During the time of Peter the Great, Russia was expanding but lacked access to the sea, which was crucial for trade and communication. After defeating the Swedes, Peter established St. Petersburg as a 'window on Europe' to modernise Russia and break its cultural and economic isolation. He recognised the necessity of having a warm seaport, as the Baltic Sea was frozen for much of the year. The pursuit of a warm seaport led to conflicts with the Ottoman Empire, which controlled access to the Black Sea, a vital area for Russia's aspirations to connect with the Mediterranean and the wider world. Under Catherine the Great, Russia expanded further south, pushing into territories previously occupied by the Ottomans and consolidating its empire.
By the 18th century, the Russian Empire had expanded significantly, incorporating various territories, including parts of Poland and Finland. The ethnic makeup of the Soviet Union was incredibly diverse, comprising Russians, Ukrainians, and various Turkic peoples. Following the defeat in the First World War and the overthrow of the Tsar, the question arose regarding the fate of this vast empire. Under Marxist theory, imperialism was seen as a higher stage of capitalism, leading to the dilemma of how to manage the Russian Empire after the Bolshevik Revolution. Joseph Stalin, appointed as the Bolshevik commissioner of nationalities, faced the challenge of addressing the complexities of this multi-ethnic and multi-religious state.
Going to do with all these different nationalities and ethnic groups that exist within the Russian Empire, he came up with a definition of a nation. He said a nation is a historically constituted stable community of people formed on the basis of a common language, common territory, economic life, and psychological makeup manifested in the common culture. To be perfectly honest, I think that's a very good definition of what a nation is; I can't really disagree with it. Anyway, he was quite a thinker and theoretician who wrote books on this to try to solve this problem. Some of these nations within the Russian Empire wanted to become independent. For example, Ukraine wanted to become an independent nation, although it had never been an independent nation before in its history. However, they developed a sense of nationhood, particularly during the 19th century, especially when they were under Polish-Lithuanian rule as opposed to Mongol rule. They developed all kinds of different institutions and became more connected. Part of Ukraine was under Polish rule, which became connected with Rome and the West, leading to the establishment of a unique church.
Socialist communists took over in Ukraine and wanted to make an independent state. The people in Moscow then saw the possibility of fragmentation and the breakup of the Russian Empire into independent states. The issue became, what are we going to do? The Red Army was sent into Ukraine, and it was not able to become an independent communist state; instead, it became the Ukrainian Soviet Socialist Republic. All these republics became like that, creating a Union of Soviet Socialist Republics as a federal structure, with the capital in Moscow. In that sense, Russia was broken up into its constituent parts, but each of these parts then became a Soviet Socialist Republic with their own capitals, and a limited amount of independence was all part of this federal structure. The boundaries changed over the years, and as I said, Stalin was in charge of the policy, thinking about what to do. The communist vision was to make the whole world communist, not just Russia or the Soviet Union, but the entire world.

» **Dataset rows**
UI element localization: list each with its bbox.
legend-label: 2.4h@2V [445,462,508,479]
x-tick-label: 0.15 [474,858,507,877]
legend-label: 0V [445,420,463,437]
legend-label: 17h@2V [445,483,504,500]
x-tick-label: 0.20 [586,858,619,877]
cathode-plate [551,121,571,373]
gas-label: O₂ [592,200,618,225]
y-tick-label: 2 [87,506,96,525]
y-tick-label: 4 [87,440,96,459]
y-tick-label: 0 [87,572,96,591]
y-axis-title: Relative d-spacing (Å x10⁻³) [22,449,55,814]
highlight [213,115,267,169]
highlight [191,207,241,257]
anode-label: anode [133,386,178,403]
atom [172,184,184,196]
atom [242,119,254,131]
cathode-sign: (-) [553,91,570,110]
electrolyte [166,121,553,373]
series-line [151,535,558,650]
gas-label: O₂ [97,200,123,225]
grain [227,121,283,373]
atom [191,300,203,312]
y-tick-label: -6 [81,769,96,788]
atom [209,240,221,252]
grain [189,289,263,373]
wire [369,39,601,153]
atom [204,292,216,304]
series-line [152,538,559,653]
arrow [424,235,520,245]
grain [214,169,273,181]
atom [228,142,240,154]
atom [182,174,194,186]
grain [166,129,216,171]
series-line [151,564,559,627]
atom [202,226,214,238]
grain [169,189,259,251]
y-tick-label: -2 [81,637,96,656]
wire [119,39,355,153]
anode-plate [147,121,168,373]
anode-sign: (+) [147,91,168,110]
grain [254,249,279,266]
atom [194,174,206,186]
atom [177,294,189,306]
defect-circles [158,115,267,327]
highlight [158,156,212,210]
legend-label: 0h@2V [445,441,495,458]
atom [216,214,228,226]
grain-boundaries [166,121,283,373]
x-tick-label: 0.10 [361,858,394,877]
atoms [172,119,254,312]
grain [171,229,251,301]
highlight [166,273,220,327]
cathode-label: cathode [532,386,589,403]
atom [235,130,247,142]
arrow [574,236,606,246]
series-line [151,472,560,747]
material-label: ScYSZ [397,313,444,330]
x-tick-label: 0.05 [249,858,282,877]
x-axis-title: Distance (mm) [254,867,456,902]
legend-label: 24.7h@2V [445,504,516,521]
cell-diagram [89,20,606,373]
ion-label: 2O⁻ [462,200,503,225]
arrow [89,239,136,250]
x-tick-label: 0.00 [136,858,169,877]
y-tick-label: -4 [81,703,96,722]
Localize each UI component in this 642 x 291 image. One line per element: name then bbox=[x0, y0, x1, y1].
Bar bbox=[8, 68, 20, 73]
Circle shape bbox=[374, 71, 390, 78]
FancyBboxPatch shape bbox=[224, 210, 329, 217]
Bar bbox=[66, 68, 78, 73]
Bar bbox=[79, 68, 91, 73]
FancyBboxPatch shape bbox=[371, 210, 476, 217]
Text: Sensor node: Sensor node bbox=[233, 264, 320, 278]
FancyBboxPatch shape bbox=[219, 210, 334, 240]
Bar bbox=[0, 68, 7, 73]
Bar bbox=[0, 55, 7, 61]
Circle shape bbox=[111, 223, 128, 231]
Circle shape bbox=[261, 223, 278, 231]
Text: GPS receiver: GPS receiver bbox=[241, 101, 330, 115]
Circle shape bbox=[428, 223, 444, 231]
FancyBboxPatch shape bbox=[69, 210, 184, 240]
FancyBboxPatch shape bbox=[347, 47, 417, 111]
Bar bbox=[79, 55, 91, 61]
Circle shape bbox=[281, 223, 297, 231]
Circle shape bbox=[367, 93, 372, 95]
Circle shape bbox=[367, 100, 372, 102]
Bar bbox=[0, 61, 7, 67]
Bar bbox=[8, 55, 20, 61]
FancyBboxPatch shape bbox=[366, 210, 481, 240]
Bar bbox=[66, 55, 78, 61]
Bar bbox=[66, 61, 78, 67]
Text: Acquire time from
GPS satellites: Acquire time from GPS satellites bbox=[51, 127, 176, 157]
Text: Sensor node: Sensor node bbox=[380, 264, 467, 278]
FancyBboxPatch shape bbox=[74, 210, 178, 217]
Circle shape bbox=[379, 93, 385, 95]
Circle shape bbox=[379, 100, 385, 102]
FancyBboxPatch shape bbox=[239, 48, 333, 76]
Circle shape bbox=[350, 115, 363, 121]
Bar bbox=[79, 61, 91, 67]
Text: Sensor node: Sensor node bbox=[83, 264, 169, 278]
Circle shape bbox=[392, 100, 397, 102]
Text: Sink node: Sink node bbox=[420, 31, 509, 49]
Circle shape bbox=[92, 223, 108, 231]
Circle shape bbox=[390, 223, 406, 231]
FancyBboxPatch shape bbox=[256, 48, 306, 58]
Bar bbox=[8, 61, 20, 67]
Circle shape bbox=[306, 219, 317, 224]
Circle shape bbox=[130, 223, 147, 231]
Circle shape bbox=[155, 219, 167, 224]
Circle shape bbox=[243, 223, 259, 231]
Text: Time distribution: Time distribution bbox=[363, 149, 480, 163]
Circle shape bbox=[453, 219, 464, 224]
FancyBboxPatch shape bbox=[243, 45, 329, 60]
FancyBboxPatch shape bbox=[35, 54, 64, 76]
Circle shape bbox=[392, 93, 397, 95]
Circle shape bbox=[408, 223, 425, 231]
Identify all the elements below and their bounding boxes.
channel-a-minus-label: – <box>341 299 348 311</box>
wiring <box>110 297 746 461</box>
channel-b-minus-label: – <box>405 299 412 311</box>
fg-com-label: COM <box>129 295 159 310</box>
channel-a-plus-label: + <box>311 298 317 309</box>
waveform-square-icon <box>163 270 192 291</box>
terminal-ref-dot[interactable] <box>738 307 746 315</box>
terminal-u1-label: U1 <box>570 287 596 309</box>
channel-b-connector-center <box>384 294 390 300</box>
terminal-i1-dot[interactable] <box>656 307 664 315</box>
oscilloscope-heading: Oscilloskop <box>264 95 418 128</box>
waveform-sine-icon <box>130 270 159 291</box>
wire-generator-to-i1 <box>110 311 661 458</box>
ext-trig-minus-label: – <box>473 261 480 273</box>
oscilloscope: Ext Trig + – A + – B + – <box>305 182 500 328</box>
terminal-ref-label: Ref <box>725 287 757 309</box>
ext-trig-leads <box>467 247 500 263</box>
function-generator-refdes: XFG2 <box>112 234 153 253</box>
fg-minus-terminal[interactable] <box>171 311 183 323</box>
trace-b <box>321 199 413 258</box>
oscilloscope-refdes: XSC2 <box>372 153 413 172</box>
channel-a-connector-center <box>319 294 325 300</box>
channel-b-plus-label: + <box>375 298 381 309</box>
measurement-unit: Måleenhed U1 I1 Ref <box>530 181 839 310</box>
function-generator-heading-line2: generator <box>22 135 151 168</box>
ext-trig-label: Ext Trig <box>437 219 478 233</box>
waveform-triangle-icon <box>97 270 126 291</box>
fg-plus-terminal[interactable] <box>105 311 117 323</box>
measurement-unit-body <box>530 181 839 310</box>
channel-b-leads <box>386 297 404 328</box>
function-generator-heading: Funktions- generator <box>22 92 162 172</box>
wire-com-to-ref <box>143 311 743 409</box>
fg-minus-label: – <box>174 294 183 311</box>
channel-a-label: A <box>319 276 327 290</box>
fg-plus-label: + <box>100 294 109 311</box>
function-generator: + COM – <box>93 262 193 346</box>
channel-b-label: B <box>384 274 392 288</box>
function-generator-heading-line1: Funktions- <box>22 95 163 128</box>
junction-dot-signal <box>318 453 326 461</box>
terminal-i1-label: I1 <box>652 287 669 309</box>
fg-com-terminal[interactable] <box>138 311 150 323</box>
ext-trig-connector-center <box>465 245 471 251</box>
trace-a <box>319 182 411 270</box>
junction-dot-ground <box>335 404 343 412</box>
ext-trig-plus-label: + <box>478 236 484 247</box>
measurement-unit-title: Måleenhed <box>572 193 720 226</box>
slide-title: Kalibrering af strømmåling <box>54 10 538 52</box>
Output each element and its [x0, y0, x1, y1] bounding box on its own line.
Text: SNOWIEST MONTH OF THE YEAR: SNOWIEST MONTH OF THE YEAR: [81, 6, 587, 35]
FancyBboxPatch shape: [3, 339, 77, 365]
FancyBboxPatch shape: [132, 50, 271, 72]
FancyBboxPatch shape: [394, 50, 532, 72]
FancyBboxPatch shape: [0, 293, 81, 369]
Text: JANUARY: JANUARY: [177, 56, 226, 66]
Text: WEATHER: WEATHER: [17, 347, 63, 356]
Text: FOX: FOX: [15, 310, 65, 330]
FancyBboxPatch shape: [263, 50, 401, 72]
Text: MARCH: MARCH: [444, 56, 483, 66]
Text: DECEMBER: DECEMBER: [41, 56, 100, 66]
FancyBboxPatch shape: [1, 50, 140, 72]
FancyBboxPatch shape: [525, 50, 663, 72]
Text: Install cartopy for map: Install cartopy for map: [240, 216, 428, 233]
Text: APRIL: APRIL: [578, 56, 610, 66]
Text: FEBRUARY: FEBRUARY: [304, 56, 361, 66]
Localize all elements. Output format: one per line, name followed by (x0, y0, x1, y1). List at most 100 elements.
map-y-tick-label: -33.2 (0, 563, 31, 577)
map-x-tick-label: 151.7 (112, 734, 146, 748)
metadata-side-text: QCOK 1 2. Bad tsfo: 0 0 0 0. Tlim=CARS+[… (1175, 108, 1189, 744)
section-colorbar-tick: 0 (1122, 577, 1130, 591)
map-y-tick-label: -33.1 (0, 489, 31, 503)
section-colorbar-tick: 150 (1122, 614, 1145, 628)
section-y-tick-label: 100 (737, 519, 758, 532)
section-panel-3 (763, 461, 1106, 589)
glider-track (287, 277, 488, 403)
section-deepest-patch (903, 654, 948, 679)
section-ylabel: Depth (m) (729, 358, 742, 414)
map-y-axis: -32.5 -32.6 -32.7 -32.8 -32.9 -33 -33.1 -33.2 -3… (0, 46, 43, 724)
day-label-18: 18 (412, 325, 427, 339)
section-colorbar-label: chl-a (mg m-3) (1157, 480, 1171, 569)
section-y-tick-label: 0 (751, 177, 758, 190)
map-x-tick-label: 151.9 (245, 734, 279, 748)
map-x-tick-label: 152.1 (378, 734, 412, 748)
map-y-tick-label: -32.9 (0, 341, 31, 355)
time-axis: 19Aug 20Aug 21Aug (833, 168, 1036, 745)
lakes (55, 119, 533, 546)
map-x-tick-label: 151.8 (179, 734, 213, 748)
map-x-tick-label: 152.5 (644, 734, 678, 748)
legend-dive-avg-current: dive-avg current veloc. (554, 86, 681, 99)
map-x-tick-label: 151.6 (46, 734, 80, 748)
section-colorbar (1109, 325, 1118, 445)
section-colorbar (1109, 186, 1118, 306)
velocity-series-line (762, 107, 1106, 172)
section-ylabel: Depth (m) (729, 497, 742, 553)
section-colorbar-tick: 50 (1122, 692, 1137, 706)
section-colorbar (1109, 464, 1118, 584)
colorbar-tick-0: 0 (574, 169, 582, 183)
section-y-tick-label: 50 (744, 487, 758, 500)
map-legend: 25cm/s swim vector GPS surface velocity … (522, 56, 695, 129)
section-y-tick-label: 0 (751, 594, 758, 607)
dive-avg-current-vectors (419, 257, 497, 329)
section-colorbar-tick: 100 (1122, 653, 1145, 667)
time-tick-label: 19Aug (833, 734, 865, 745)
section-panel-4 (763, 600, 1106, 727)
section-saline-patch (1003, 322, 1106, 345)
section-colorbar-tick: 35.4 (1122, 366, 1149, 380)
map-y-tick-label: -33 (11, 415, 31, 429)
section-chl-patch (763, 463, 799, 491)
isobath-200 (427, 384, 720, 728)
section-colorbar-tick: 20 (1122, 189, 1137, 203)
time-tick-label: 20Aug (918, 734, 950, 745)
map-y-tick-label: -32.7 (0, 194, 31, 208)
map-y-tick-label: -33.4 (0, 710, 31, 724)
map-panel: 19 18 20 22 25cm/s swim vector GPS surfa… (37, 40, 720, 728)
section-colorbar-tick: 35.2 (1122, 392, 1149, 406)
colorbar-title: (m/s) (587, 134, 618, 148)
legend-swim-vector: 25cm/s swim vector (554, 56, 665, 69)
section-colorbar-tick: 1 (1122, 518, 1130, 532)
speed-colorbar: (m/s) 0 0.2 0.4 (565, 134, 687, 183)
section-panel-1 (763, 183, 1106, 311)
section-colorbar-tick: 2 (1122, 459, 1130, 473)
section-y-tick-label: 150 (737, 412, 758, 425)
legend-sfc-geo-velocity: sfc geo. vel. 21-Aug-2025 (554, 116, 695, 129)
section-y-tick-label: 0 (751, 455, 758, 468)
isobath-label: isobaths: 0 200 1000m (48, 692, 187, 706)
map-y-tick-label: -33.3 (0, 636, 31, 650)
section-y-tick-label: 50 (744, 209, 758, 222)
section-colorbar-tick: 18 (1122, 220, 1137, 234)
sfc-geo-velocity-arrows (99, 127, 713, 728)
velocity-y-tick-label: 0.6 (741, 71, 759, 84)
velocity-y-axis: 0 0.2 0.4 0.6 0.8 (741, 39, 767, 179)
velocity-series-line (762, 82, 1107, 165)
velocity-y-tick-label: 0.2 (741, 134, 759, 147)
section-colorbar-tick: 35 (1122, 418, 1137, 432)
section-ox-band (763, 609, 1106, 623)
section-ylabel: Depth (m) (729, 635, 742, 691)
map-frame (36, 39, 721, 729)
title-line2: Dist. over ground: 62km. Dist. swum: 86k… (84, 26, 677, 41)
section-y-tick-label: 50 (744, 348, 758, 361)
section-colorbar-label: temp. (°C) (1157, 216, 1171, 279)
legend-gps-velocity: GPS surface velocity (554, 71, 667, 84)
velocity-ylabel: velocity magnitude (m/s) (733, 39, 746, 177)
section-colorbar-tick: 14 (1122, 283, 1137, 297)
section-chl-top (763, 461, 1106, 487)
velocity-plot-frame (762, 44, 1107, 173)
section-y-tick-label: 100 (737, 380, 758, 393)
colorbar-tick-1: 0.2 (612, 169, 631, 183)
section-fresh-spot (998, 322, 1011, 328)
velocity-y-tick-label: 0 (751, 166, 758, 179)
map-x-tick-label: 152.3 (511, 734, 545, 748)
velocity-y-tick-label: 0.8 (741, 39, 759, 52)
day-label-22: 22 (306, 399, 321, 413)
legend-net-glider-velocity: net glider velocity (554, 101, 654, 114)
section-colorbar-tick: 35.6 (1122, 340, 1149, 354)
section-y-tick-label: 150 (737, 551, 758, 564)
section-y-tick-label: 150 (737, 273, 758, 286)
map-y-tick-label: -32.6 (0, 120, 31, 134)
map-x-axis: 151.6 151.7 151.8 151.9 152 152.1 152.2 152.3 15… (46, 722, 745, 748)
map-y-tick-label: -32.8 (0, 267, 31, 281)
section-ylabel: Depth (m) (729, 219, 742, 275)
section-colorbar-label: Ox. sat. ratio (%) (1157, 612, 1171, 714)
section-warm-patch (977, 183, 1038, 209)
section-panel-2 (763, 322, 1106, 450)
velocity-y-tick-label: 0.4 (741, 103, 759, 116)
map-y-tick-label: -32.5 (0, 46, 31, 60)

» **What you need to do**
1. Answer these questions about the passage on Russian expansion and nationalities:
(a) What did Peter establish St. Petersburg as?
(b) Who was appointed as the Bolshevik commissioner of nationalities?
(c) What did Ukraine become after the Red Army was sent in?
2. Swap "cathode-plate" for "cathode-electrode" in the lines of the records starting at the first line and ending at the line containing "y-tick-label: 4 [87,440,96,459]", and give back only those lines with nothing else changed.
The text and the records are separate and unrelated material.

» **Answers**
1.
(a) A 'window on Europe'
(b) Joseph Stalin
(c) The Ukrainian Soviet Socialist Republic

2.
UI element localization: list each with its bbox.
legend-label: 2.4h@2V [445,462,508,479]
x-tick-label: 0.15 [474,858,507,877]
legend-label: 0V [445,420,463,437]
legend-label: 17h@2V [445,483,504,500]
x-tick-label: 0.20 [586,858,619,877]
cathode-electrode [551,121,571,373]
gas-label: O₂ [592,200,618,225]
y-tick-label: 2 [87,506,96,525]
y-tick-label: 4 [87,440,96,459]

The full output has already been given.